Task objective = Each entry should be quoted word for word, including every mark of punctuation.

Stored data:
....................

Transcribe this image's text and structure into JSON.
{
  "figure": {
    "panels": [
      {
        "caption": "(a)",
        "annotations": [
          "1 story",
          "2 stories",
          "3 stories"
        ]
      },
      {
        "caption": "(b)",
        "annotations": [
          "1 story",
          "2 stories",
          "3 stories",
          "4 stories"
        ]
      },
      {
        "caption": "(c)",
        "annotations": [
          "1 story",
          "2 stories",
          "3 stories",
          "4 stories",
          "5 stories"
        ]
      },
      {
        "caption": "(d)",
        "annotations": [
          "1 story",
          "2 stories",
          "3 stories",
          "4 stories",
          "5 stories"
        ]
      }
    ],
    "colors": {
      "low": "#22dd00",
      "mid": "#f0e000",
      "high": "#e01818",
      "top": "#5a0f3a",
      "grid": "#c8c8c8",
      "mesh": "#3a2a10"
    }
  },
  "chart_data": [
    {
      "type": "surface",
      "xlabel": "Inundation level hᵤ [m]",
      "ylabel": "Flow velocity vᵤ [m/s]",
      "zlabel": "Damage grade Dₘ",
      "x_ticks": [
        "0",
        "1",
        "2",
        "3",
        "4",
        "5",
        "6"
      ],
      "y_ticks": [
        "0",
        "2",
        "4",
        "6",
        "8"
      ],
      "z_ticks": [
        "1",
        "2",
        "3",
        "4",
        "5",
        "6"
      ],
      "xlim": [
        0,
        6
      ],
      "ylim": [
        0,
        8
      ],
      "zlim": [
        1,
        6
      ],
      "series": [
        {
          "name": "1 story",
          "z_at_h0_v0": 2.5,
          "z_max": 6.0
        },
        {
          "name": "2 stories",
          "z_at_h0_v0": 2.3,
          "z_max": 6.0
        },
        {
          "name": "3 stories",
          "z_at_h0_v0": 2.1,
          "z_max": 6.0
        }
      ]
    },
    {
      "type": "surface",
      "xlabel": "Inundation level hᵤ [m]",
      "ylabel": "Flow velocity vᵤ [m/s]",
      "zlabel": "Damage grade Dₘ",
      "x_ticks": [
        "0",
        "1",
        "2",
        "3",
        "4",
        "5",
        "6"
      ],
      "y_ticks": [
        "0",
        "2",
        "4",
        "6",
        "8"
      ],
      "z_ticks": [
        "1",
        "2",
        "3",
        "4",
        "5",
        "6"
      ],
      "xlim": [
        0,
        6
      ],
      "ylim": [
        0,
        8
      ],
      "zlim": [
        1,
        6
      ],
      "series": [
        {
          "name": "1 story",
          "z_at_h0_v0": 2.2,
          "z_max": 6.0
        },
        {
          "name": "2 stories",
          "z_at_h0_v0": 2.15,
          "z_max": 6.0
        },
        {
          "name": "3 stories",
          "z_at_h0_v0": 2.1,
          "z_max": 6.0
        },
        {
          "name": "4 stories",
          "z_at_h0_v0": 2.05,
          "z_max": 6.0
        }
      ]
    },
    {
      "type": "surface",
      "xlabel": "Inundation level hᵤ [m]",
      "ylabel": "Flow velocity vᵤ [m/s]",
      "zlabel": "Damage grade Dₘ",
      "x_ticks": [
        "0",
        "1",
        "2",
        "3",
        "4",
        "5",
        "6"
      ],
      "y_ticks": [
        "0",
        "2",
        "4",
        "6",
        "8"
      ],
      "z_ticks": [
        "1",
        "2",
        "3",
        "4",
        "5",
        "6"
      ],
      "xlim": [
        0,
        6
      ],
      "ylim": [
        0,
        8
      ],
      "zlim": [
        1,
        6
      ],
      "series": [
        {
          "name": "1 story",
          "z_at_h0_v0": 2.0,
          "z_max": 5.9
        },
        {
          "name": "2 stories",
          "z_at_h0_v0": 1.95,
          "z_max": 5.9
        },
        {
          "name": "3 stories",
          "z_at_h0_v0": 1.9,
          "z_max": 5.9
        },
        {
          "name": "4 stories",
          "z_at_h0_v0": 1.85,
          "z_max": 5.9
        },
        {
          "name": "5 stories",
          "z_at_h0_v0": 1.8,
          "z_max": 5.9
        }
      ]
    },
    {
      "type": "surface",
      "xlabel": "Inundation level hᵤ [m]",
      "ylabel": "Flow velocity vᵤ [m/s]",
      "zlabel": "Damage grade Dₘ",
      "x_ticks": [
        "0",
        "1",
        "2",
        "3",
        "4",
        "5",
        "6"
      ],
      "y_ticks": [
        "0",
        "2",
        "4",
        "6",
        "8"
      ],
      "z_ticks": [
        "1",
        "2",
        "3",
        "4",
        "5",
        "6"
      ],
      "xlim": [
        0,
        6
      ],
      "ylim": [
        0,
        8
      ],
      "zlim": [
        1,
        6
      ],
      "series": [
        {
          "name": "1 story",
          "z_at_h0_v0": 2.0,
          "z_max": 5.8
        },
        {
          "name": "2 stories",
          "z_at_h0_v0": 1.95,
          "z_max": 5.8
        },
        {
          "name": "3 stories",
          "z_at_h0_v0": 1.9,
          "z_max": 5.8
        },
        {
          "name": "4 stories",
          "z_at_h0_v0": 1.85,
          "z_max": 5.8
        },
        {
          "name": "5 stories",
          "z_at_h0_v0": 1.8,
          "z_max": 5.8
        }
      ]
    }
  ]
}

....................

Response =
Transcribe this image's text and structure into JSON.
{
  "figure": {
    "panels": [
      {
        "caption": "(a)",
        "annotations": [
          "1 story",
          "2 stories",
          "3 stories"
        ]
      },
      {
        "caption": "(b)",
        "annotations": [
          "1 story",
          "2 stories",
          "3 stories",
          "4 stories"
        ]
      },
      {
        "caption": "(c)",
        "annotations": [
          "1 story",
          "2 stories",
          "3 stories",
          "4 stories",
          "5 stories"
        ]
      },
      {
        "caption": "(d)",
        "annotations": [
          "1 story",
          "2 stories",
          "3 stories",
          "4 stories",
          "5 stories"
        ]
      }
    ],
    "colors": {
      "low": "#22dd00",
      "mid": "#f0e000",
      "high": "#e01818",
      "top": "#5a0f3a",
      "grid": "#c8c8c8",
      "mesh": "#3a2a10"
    }
  },
  "chart_data": [
    {
      "type": "surface",
      "xlabel": "Inundation level hᵤ [m]",
      "ylabel": "Flow velocity vᵤ [m/s]",
      "zlabel": "Damage grade Dₘ",
      "x_ticks": [
        "0",
        "1",
        "2",
        "3",
        "4",
        "5",
        "6"
      ],
      "y_ticks": [
        "0",
        "2",
        "4",
        "6",
        "8"
      ],
      "z_ticks": [
        "1",
        "2",
        "3",
        "4",
        "5",
        "6"
      ],
      "xlim": [
        0,
        6
      ],
      "ylim": [
        0,
        8
      ],
      "zlim": [
        1,
        6
      ],
      "series": [
        {
          "name": "1 story",
          "z_at_h0_v0": 2.5,
          "z_max": 6.0
        },
        {
          "name": "2 stories",
          "z_at_h0_v0": 2.3,
          "z_max": 6.0
        },
        {
          "name": "3 stories",
          "z_at_h0_v0": 2.1,
          "z_max": 6.0
        }
      ]
    },
    {
      "type": "surface",
      "xlabel": "Inundation level hᵤ [m]",
      "ylabel": "Flow velocity vᵤ [m/s]",
      "zlabel": "Damage grade Dₘ",
      "x_ticks": [
        "0",
        "1",
        "2",
        "3",
        "4",
        "5",
        "6"
      ],
      "y_ticks": [
        "0",
        "2",
        "4",
        "6",
        "8"
      ],
      "z_ticks": [
        "1",
        "2",
        "3",
        "4",
        "5",
        "6"
      ],
      "xlim": [
        0,
        6
      ],
      "ylim": [
        0,
        8
      ],
      "zlim": [
        1,
        6
      ],
      "series": [
        {
          "name": "1 story",
          "z_at_h0_v0": 2.2,
          "z_max": 6.0
        },
        {
          "name": "2 stories",
          "z_at_h0_v0": 2.15,
          "z_max": 6.0
        },
        {
          "name": "3 stories",
          "z_at_h0_v0": 2.1,
          "z_max": 6.0
        },
        {
          "name": "4 stories",
          "z_at_h0_v0": 2.05,
          "z_max": 6.0
        }
      ]
    },
    {
      "type": "surface",
      "xlabel": "Inundation level hᵤ [m]",
      "ylabel": "Flow velocity vᵤ [m/s]",
      "zlabel": "Damage grade Dₘ",
      "x_ticks": [
        "0",
        "1",
        "2",
        "3",
        "4",
        "5",
        "6"
      ],
      "y_ticks": [
        "0",
        "2",
        "4",
        "6",
        "8"
      ],
      "z_ticks": [
        "1",
        "2",
        "3",
        "4",
        "5",
        "6"
      ],
      "xlim": [
        0,
        6
      ],
      "ylim": [
        0,
        8
      ],
      "zlim": [
        1,
        6
      ],
      "series": [
        {
          "name": "1 story",
          "z_at_h0_v0": 2.0,
          "z_max": 5.9
        },
        {
          "name": "2 stories",
          "z_at_h0_v0": 1.95,
          "z_max": 5.9
        },
        {
          "name": "3 stories",
          "z_at_h0_v0": 1.9,
          "z_max": 5.9
        },
        {
          "name": "4 stories",
          "z_at_h0_v0": 1.85,
          "z_max": 5.9
        },
        {
          "name": "5 stories",
          "z_at_h0_v0": 1.8,
          "z_max": 5.9
        }
      ]
    },
    {
      "type": "surface",
      "xlabel": "Inundation level hᵤ [m]",
      "ylabel": "Flow velocity vᵤ [m/s]",
      "zlabel": "Damage grade Dₘ",
      "x_ticks": [
        "0",
        "1",
        "2",
        "3",
        "4",
        "5",
        "6"
      ],
      "y_ticks": [
        "0",
        "2",
        "4",
        "6",
        "8"
      ],
      "z_ticks": [
        "1",
        "2",
        "3",
        "4",
        "5",
        "6"
      ],
      "xlim": [
        0,
        6
      ],
      "ylim": [
        0,
        8
      ],
      "zlim": [
        1,
        6
      ],
      "series": [
        {
          "name": "1 story",
          "z_at_h0_v0": 2.0,
          "z_max": 5.8
        },
        {
          "name": "2 stories",
          "z_at_h0_v0": 1.95,
          "z_max": 5.8
        },
        {
          "name": "3 stories",
          "z_at_h0_v0": 1.9,
          "z_max": 5.8
        },
        {
          "name": "4 stories",
          "z_at_h0_v0": 1.85,
          "z_max": 5.8
        },
        {
          "name": "5 stories",
          "z_at_h0_v0": 1.8,
          "z_max": 5.8
        }
      ]
    }
  ]
}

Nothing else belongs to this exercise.